* [What to produce]: Please copy the lines below exactly as they appear, leaving out the pictures.

start Extracted data

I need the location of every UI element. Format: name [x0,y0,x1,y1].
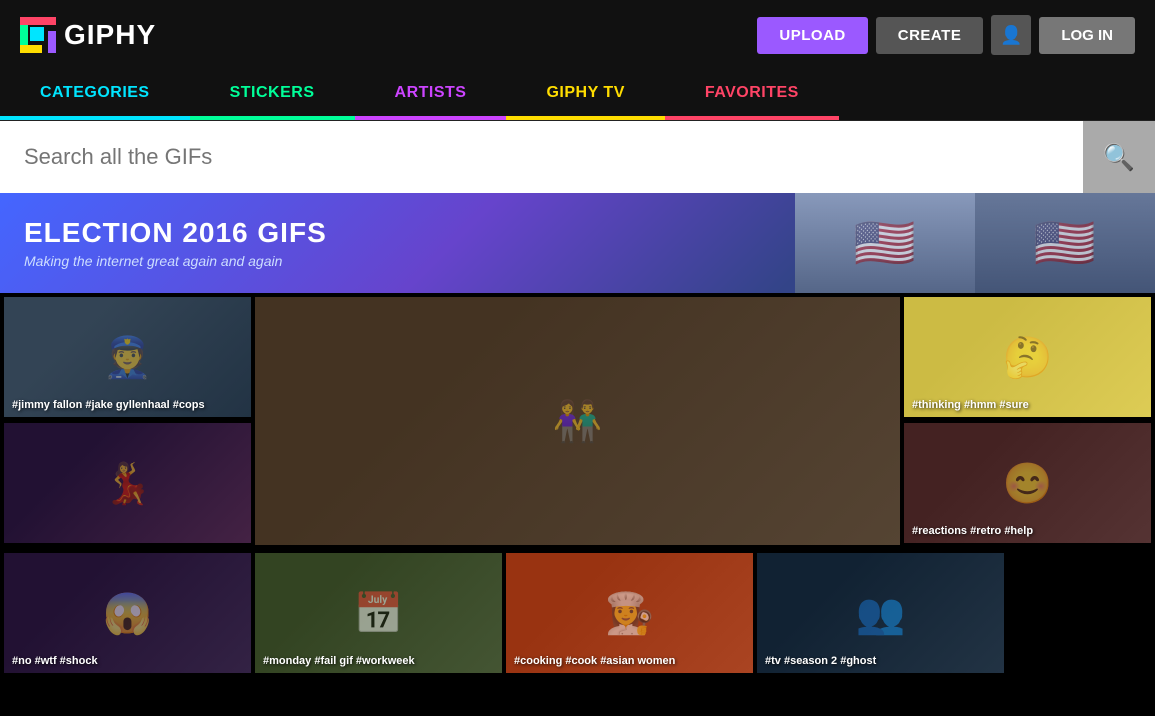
gif-cooking-tags: #cooking #cook #asian women [514,655,675,667]
logo-text: GIPHY [64,19,156,51]
search-input[interactable] [0,121,1083,193]
banner-subtitle: Making the internet great again and agai… [24,253,327,269]
banner-text: ELECTION 2016 GIFS Making the internet g… [24,217,327,269]
gif-drag[interactable]: 💃 [4,423,251,543]
banner-hillary-image: 🇺🇸 [975,193,1155,293]
gif-couple[interactable]: 👫 [255,297,900,545]
banner-title: ELECTION 2016 GIFS [24,217,327,249]
giphy-logo-icon [20,17,56,53]
gif-shock[interactable]: 😱 #no #wtf #shock [4,553,251,673]
gif-thinking[interactable]: 🤔 #thinking #hmm #sure [904,297,1151,417]
search-bar: 🔍 [0,121,1155,193]
gif-police-tags: #jimmy fallon #jake gyllenhaal #cops [12,399,205,411]
create-button[interactable]: CREATE [876,17,984,54]
election-banner[interactable]: ELECTION 2016 GIFS Making the internet g… [0,193,1155,293]
header-actions: UPLOAD CREATE 👤 LOG IN [757,15,1135,55]
gif-retro[interactable]: 😊 #reactions #retro #help [904,423,1151,543]
banner-images: 🇺🇸 🇺🇸 [795,193,1155,293]
gif-police[interactable]: 👮 #jimmy fallon #jake gyllenhaal #cops [4,297,251,417]
gif-thinking-tags: #thinking #hmm #sure [912,399,1029,411]
logo-area: GIPHY [20,17,156,53]
gif-monday[interactable]: 📅 #monday #fail gif #workweek [255,553,502,673]
gif-shock-tags: #no #wtf #shock [12,655,98,667]
login-button[interactable]: LOG IN [1039,17,1135,54]
search-icon: 🔍 [1103,142,1135,173]
gif-ghost[interactable]: 👥 #tv #season 2 #ghost [757,553,1004,673]
gif-retro-tags: #reactions #retro #help [912,525,1033,537]
banner-trump-image: 🇺🇸 [795,193,975,293]
nav-favorites[interactable]: FAVORITES [665,70,839,120]
gif-bottom-row: 😱 #no #wtf #shock 📅 #monday #fail gif #w… [0,553,1155,677]
avatar-button[interactable]: 👤 [991,15,1031,55]
gif-cooking[interactable]: 👩‍🍳 #cooking #cook #asian women [506,553,753,673]
upload-button[interactable]: UPLOAD [757,17,867,54]
gif-grid: 👮 #jimmy fallon #jake gyllenhaal #cops 👫… [0,293,1155,553]
gif-couple-content: 👫 [255,297,900,545]
header: GIPHY UPLOAD CREATE 👤 LOG IN [0,0,1155,70]
nav: CATEGORIES STICKERS ARTISTS GIPHY TV FAV… [0,70,1155,121]
nav-artists[interactable]: ARTISTS [355,70,507,120]
gif-monday-tags: #monday #fail gif #workweek [263,655,415,667]
nav-stickers[interactable]: STICKERS [190,70,355,120]
person-icon: 👤 [1000,25,1022,46]
search-button[interactable]: 🔍 [1083,121,1155,193]
nav-giphytv[interactable]: GIPHY TV [506,70,664,120]
nav-categories[interactable]: CATEGORIES [0,70,190,120]
gif-ghost-tags: #tv #season 2 #ghost [765,655,876,667]
gif-drag-content: 💃 [4,423,251,543]
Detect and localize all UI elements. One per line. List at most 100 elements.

end Extracted data

* [Answer below]:
I need the location of every UI element. Format: name [x0,y0,x1,y1].
gif-cooking-tags: #cooking #cook #asian women [514,655,675,667]
logo-text: GIPHY [64,19,156,51]
search-input[interactable] [0,121,1083,193]
banner-subtitle: Making the internet great again and agai… [24,253,327,269]
banner-text: ELECTION 2016 GIFS Making the internet g… [24,217,327,269]
gif-drag[interactable]: 💃 [4,423,251,543]
banner-hillary-image: 🇺🇸 [975,193,1155,293]
gif-couple[interactable]: 👫 [255,297,900,545]
banner-title: ELECTION 2016 GIFS [24,217,327,249]
giphy-logo-icon [20,17,56,53]
gif-shock[interactable]: 😱 #no #wtf #shock [4,553,251,673]
gif-thinking[interactable]: 🤔 #thinking #hmm #sure [904,297,1151,417]
search-bar: 🔍 [0,121,1155,193]
gif-police-tags: #jimmy fallon #jake gyllenhaal #cops [12,399,205,411]
create-button[interactable]: CREATE [876,17,984,54]
election-banner[interactable]: ELECTION 2016 GIFS Making the internet g… [0,193,1155,293]
header-actions: UPLOAD CREATE 👤 LOG IN [757,15,1135,55]
gif-retro[interactable]: 😊 #reactions #retro #help [904,423,1151,543]
banner-images: 🇺🇸 🇺🇸 [795,193,1155,293]
gif-police[interactable]: 👮 #jimmy fallon #jake gyllenhaal #cops [4,297,251,417]
gif-thinking-tags: #thinking #hmm #sure [912,399,1029,411]
logo-area: GIPHY [20,17,156,53]
gif-monday[interactable]: 📅 #monday #fail gif #workweek [255,553,502,673]
gif-shock-tags: #no #wtf #shock [12,655,98,667]
login-button[interactable]: LOG IN [1039,17,1135,54]
search-icon: 🔍 [1103,142,1135,173]
gif-ghost[interactable]: 👥 #tv #season 2 #ghost [757,553,1004,673]
gif-retro-tags: #reactions #retro #help [912,525,1033,537]
banner-trump-image: 🇺🇸 [795,193,975,293]
nav-favorites[interactable]: FAVORITES [665,70,839,120]
gif-bottom-row: 😱 #no #wtf #shock 📅 #monday #fail gif #w… [0,553,1155,677]
avatar-button[interactable]: 👤 [991,15,1031,55]
gif-cooking[interactable]: 👩‍🍳 #cooking #cook #asian women [506,553,753,673]
upload-button[interactable]: UPLOAD [757,17,867,54]
gif-grid: 👮 #jimmy fallon #jake gyllenhaal #cops 👫… [0,293,1155,553]
gif-couple-content: 👫 [255,297,900,545]
header: GIPHY UPLOAD CREATE 👤 LOG IN [0,0,1155,70]
nav: CATEGORIES STICKERS ARTISTS GIPHY TV FAV… [0,70,1155,121]
nav-artists[interactable]: ARTISTS [355,70,507,120]
gif-monday-tags: #monday #fail gif #workweek [263,655,415,667]
nav-stickers[interactable]: STICKERS [190,70,355,120]
person-icon: 👤 [1000,25,1022,46]
search-button[interactable]: 🔍 [1083,121,1155,193]
nav-giphytv[interactable]: GIPHY TV [506,70,664,120]
nav-categories[interactable]: CATEGORIES [0,70,190,120]
gif-ghost-tags: #tv #season 2 #ghost [765,655,876,667]
gif-drag-content: 💃 [4,423,251,543]
Detect and localize all UI elements. One per line. List at most 100 elements.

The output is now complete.